• Structured figure records

+ + +

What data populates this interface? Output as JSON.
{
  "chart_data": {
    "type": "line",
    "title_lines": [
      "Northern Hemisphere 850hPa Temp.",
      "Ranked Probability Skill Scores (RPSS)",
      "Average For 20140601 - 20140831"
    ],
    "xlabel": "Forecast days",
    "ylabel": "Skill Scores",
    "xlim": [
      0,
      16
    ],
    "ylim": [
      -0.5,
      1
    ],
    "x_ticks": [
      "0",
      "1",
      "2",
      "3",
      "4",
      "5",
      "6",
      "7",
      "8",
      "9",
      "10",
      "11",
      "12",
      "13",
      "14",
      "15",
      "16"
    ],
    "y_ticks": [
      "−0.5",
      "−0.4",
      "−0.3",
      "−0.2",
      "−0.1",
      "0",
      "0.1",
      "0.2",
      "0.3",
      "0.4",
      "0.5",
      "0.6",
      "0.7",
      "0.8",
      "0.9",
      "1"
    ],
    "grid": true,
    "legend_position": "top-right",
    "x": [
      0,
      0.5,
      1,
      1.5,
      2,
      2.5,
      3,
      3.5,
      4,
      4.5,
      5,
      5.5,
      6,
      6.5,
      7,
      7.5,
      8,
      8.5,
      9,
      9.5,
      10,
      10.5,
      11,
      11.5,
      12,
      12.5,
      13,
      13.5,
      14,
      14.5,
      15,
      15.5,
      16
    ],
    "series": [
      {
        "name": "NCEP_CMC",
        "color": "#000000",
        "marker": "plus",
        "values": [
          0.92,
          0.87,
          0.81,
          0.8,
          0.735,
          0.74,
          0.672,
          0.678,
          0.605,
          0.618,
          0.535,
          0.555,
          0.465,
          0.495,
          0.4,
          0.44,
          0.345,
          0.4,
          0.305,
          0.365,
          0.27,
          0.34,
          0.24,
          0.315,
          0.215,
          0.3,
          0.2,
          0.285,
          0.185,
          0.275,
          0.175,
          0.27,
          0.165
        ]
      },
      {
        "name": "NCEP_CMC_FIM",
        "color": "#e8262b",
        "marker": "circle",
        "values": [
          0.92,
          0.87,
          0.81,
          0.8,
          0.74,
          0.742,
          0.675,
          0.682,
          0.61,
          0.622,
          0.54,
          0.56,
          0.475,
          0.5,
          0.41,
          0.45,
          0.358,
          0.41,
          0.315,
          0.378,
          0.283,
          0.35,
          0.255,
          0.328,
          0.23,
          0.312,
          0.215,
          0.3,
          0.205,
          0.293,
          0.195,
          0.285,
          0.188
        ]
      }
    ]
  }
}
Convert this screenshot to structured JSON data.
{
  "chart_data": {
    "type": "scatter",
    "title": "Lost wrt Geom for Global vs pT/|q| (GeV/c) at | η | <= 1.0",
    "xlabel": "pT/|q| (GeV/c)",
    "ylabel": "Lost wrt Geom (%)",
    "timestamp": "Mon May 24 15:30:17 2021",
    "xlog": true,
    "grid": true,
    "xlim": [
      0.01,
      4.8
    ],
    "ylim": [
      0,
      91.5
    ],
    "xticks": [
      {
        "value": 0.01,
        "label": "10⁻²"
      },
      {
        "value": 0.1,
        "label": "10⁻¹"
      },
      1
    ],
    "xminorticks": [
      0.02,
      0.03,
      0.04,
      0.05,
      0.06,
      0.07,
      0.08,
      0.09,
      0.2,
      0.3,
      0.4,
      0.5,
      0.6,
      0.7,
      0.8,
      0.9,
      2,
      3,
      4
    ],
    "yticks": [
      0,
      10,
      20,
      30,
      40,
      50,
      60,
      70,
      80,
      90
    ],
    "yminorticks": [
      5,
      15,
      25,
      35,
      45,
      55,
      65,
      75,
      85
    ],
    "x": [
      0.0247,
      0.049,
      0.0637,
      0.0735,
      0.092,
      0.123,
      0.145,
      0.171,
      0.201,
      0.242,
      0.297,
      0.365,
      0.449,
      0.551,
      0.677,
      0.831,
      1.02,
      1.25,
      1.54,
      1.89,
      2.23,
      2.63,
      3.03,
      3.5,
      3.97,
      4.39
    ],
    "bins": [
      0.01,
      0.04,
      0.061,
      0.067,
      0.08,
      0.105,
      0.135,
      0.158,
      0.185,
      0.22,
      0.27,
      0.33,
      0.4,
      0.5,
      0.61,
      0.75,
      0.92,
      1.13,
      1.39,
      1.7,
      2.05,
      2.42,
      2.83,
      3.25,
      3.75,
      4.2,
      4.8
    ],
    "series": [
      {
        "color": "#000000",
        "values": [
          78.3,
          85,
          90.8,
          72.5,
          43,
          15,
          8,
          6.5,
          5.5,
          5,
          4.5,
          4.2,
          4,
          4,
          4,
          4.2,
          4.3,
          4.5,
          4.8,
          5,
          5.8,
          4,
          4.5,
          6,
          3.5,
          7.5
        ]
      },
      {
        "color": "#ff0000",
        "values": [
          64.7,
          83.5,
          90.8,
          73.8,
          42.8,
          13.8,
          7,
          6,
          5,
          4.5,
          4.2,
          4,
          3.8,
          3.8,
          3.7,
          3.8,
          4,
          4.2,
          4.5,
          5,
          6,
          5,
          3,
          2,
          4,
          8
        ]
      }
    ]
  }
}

+ + +

• Short problem
From the entries above, copy out every line where the string "Lost" appears.

• Final answer
    "title": "Lost wrt Geom for Global vs pT/|q| (GeV/c) at | η | <= 1.0",
    "ylabel": "Lost wrt Geom (%)",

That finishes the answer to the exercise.